YOUR INSTRUCTIONS | Copy out each line of the material in which the word "Forecast" appears.

RECORDS FOR THE EXERCISE |

:::

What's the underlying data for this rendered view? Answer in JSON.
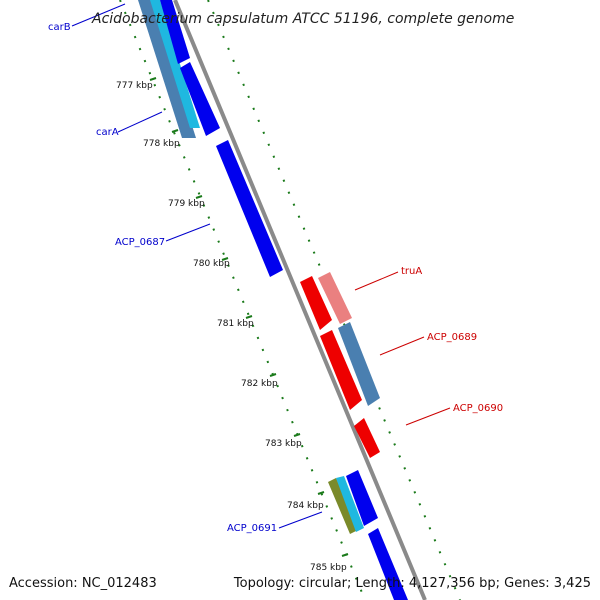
{
  "title": "Acidobacterium capsulatum ATCC 51196, complete genome",
  "accession": "Accession: NC_012483",
  "topology": "Topology: circular; Length: 4,127,356 bp; Genes: 3,425",
  "ticks": [
    "777 kbp",
    "778 kbp",
    "779 kbp",
    "780 kbp",
    "781 kbp",
    "782 kbp",
    "783 kbp",
    "784 kbp",
    "785 kbp"
  ],
  "colors": {
    "forward_strand_label": "#0000cc",
    "reverse_strand_label": "#cc0000",
    "backbone": "#8a8a8a",
    "ticks": "#1a7a1a",
    "blue_gene": "#0000ee",
    "red_gene": "#ee0000",
    "steel_gene": "#4a7fb0",
    "cyan_gene": "#1fb8e0",
    "pink_gene": "#ea8080",
    "olive_gene": "#7a8a2a"
  },
  "genes": {
    "forward": [
      "carB",
      "carA",
      "ACP_0687",
      "ACP_0691"
    ],
    "reverse": [
      "truA",
      "ACP_0689",
      "ACP_0690"
    ]
  }
}
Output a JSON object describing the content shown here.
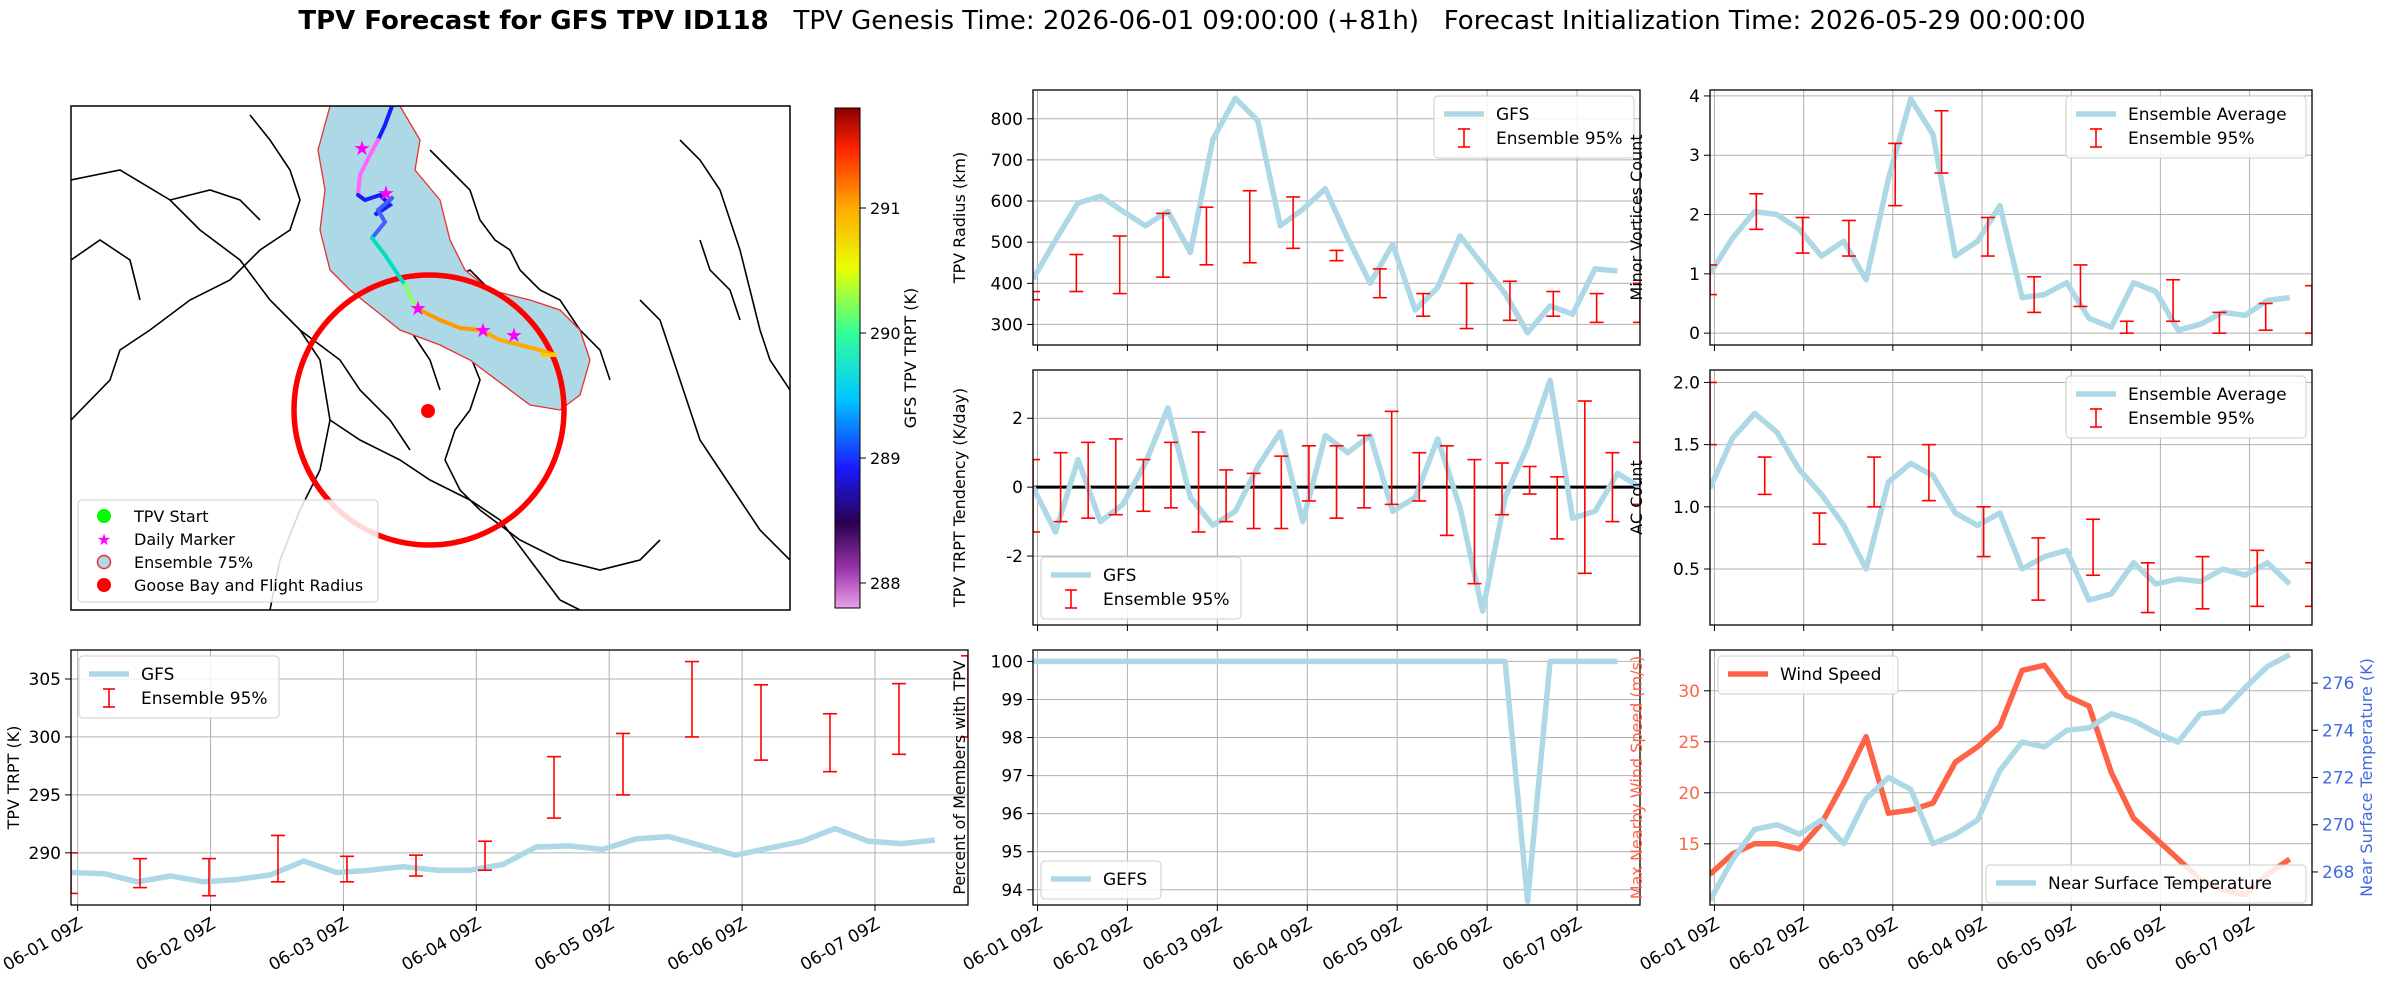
{
  "title": {
    "bold": "TPV Forecast for GFS TPV ID118",
    "genesis": "TPV Genesis Time: 2026-06-01 09:00:00 (+81h)",
    "init": "Forecast Initialization Time: 2026-05-29 00:00:00"
  },
  "colors": {
    "gfs_line": "#add8e6",
    "ensemble_bar": "#ff0000",
    "wind_line": "#ff6347",
    "wind_axis": "#ff6347",
    "temp_axis": "#4169e1",
    "flight_radius": "#ff0000",
    "ensemble_area": "#add8e6",
    "daily_marker": "#ff00ff",
    "tpv_start": "#00ff00"
  },
  "x_ticks": [
    "06-01 09Z",
    "06-02 09Z",
    "06-03 09Z",
    "06-04 09Z",
    "06-05 09Z",
    "06-06 09Z",
    "06-07 09Z"
  ],
  "map": {
    "legend": [
      "TPV Start",
      "Daily Marker",
      "Ensemble 75%",
      "Goose Bay and Flight Radius"
    ],
    "colorbar_label": "GFS TPV TRPT (K)",
    "colorbar_ticks": [
      "288",
      "289",
      "290",
      "291"
    ],
    "colorbar_range": [
      287.8,
      291.8
    ]
  },
  "chart_data": [
    {
      "id": "radius",
      "type": "line",
      "ylabel": "TPV Radius (km)",
      "ylim": [
        250,
        870
      ],
      "yticks": [
        300,
        400,
        500,
        600,
        700,
        800
      ],
      "legend": [
        "GFS",
        "Ensemble 95%"
      ],
      "legend_pos": "top-right",
      "series": [
        {
          "name": "GFS",
          "values": [
            410,
            505,
            595,
            612,
            575,
            540,
            575,
            475,
            750,
            850,
            795,
            540,
            580,
            630,
            510,
            400,
            495,
            335,
            390,
            515,
            445,
            375,
            280,
            345,
            325,
            435,
            430
          ]
        }
      ],
      "ensemble": [
        [
          360,
          380,
          375,
          415,
          445,
          450,
          485,
          455,
          365,
          320,
          290,
          310,
          320,
          305,
          305
        ],
        [
          380,
          470,
          515,
          570,
          585,
          625,
          610,
          480,
          435,
          375,
          400,
          405,
          380,
          375,
          400
        ]
      ]
    },
    {
      "id": "minor",
      "type": "line",
      "ylabel": "Minor Vortices Count",
      "ylim": [
        -0.2,
        4.1
      ],
      "yticks": [
        0,
        1,
        2,
        3,
        4
      ],
      "legend": [
        "Ensemble Average",
        "Ensemble 95%"
      ],
      "legend_pos": "top-right",
      "series": [
        {
          "name": "Ensemble Average",
          "values": [
            1.0,
            1.6,
            2.05,
            2.0,
            1.75,
            1.3,
            1.55,
            0.9,
            2.6,
            3.95,
            3.35,
            1.3,
            1.55,
            2.15,
            0.6,
            0.65,
            0.85,
            0.25,
            0.1,
            0.85,
            0.7,
            0.05,
            0.15,
            0.35,
            0.3,
            0.55,
            0.6
          ]
        }
      ],
      "ensemble": [
        [
          0.65,
          1.75,
          1.35,
          1.3,
          2.15,
          2.7,
          1.3,
          0.35,
          0.45,
          0.0,
          0.2,
          0.0,
          0.05,
          0.0
        ],
        [
          1.15,
          2.35,
          1.95,
          1.9,
          3.2,
          3.75,
          1.95,
          0.95,
          1.15,
          0.2,
          0.9,
          0.35,
          0.5,
          0.8
        ]
      ]
    },
    {
      "id": "tendency",
      "type": "line",
      "ylabel": "TPV TRPT Tendency (K/day)",
      "ylim": [
        -4.0,
        3.4
      ],
      "yticks": [
        -2,
        0,
        2
      ],
      "legend": [
        "GFS",
        "Ensemble 95%"
      ],
      "legend_pos": "bottom-left",
      "series": [
        {
          "name": "GFS",
          "values": [
            0.0,
            -1.3,
            0.8,
            -1.0,
            -0.5,
            0.7,
            2.3,
            -0.3,
            -1.1,
            -0.7,
            0.6,
            1.6,
            -1.0,
            1.5,
            1.0,
            1.5,
            -0.7,
            -0.3,
            1.4,
            -0.6,
            -3.6,
            -0.3,
            1.2,
            3.1,
            -0.9,
            -0.7,
            0.4,
            0.0
          ]
        }
      ],
      "ensemble": [
        [
          -1.3,
          -1.0,
          -0.9,
          -0.8,
          -0.7,
          -0.6,
          -1.3,
          -1.0,
          -1.2,
          -1.2,
          -0.4,
          -0.9,
          -0.6,
          -0.5,
          -0.4,
          -1.4,
          -2.8,
          -0.8,
          -0.2,
          -1.5,
          -2.5,
          -1.0,
          -0.5
        ],
        [
          0.8,
          1.0,
          1.3,
          1.4,
          0.8,
          1.3,
          1.6,
          0.5,
          0.4,
          0.9,
          1.2,
          1.2,
          1.5,
          2.2,
          1.0,
          1.2,
          0.8,
          0.7,
          0.6,
          0.3,
          2.5,
          1.0,
          1.3
        ]
      ]
    },
    {
      "id": "ac",
      "type": "line",
      "ylabel": "AC Count",
      "ylim": [
        0.05,
        2.1
      ],
      "yticks": [
        0.5,
        1.0,
        1.5,
        2.0
      ],
      "legend": [
        "Ensemble Average",
        "Ensemble 95%"
      ],
      "legend_pos": "top-right",
      "series": [
        {
          "name": "Ensemble Average",
          "values": [
            1.15,
            1.55,
            1.75,
            1.6,
            1.3,
            1.1,
            0.85,
            0.5,
            1.2,
            1.35,
            1.25,
            0.95,
            0.85,
            0.95,
            0.5,
            0.6,
            0.65,
            0.25,
            0.3,
            0.55,
            0.38,
            0.42,
            0.4,
            0.5,
            0.45,
            0.55,
            0.38
          ]
        }
      ],
      "ensemble": [
        [
          1.5,
          1.1,
          0.7,
          1.0,
          1.05,
          0.6,
          0.25,
          0.45,
          0.15,
          0.18,
          0.2,
          0.2
        ],
        [
          2.0,
          1.4,
          0.95,
          1.4,
          1.5,
          1.0,
          0.75,
          0.9,
          0.55,
          0.6,
          0.65,
          0.55
        ]
      ]
    },
    {
      "id": "trpt",
      "type": "line",
      "ylabel": "TPV TRPT (K)",
      "ylim": [
        285.5,
        307.5
      ],
      "yticks": [
        290,
        295,
        300,
        305
      ],
      "legend": [
        "GFS",
        "Ensemble 95%"
      ],
      "legend_pos": "top-left",
      "series": [
        {
          "name": "GFS",
          "values": [
            288.3,
            288.2,
            287.5,
            288.0,
            287.5,
            287.7,
            288.1,
            289.3,
            288.3,
            288.5,
            288.8,
            288.5,
            288.5,
            289.0,
            290.5,
            290.6,
            290.3,
            291.2,
            291.4,
            290.6,
            289.8,
            290.4,
            291.0,
            292.1,
            291.0,
            290.8,
            291.1
          ]
        }
      ],
      "ensemble": [
        [
          286.5,
          287.0,
          286.3,
          287.5,
          287.5,
          288.0,
          288.5,
          293.0,
          295.0,
          300.0,
          298.0,
          297.0,
          298.5,
          300.0
        ],
        [
          290.0,
          289.5,
          289.5,
          291.5,
          289.7,
          289.8,
          291.0,
          298.3,
          300.3,
          306.5,
          304.5,
          302.0,
          304.6,
          307.0
        ]
      ]
    },
    {
      "id": "percent",
      "type": "line",
      "ylabel": "Percent of Members with TPV",
      "ylim": [
        93.6,
        100.3
      ],
      "yticks": [
        94,
        95,
        96,
        97,
        98,
        99,
        100
      ],
      "legend": [
        "GEFS"
      ],
      "legend_pos": "bottom-left",
      "series": [
        {
          "name": "GEFS",
          "values": [
            100,
            100,
            100,
            100,
            100,
            100,
            100,
            100,
            100,
            100,
            100,
            100,
            100,
            100,
            100,
            100,
            100,
            100,
            100,
            100,
            100,
            100,
            93.7,
            100,
            100,
            100,
            100
          ]
        }
      ]
    },
    {
      "id": "wind_temp",
      "type": "line",
      "ylabel": "Max Nearby Wind Speed (m/s)",
      "y2label": "Near Surface Temperature (K)",
      "ylim": [
        9,
        34
      ],
      "yticks": [
        15,
        20,
        25,
        30
      ],
      "y2lim": [
        266.6,
        277.4
      ],
      "y2ticks": [
        268,
        270,
        272,
        274,
        276
      ],
      "legend": [
        "Wind Speed",
        "Near Surface Temperature"
      ],
      "series": [
        {
          "name": "Wind Speed",
          "axis": "left",
          "values": [
            12.0,
            14.0,
            15.0,
            15.0,
            14.5,
            17.0,
            21.0,
            25.5,
            18.0,
            18.3,
            19.0,
            23.0,
            24.5,
            26.5,
            32.0,
            32.5,
            29.5,
            28.5,
            22.0,
            17.5,
            15.5,
            13.5,
            11.5,
            10.5,
            10.0,
            12.0,
            13.5
          ]
        },
        {
          "name": "Near Surface Temperature",
          "axis": "right",
          "values": [
            266.8,
            268.5,
            269.8,
            270.0,
            269.6,
            270.2,
            269.2,
            271.1,
            272.0,
            271.5,
            269.2,
            269.6,
            270.2,
            272.3,
            273.5,
            273.3,
            274.0,
            274.1,
            274.7,
            274.4,
            273.9,
            273.5,
            274.7,
            274.8,
            275.8,
            276.7,
            277.2
          ]
        }
      ]
    }
  ]
}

:::

ANSWER BOX |
    "bold": "TPV Forecast for GFS TPV ID118",
    "init": "Forecast Initialization Time: 2026-05-29 00:00:00"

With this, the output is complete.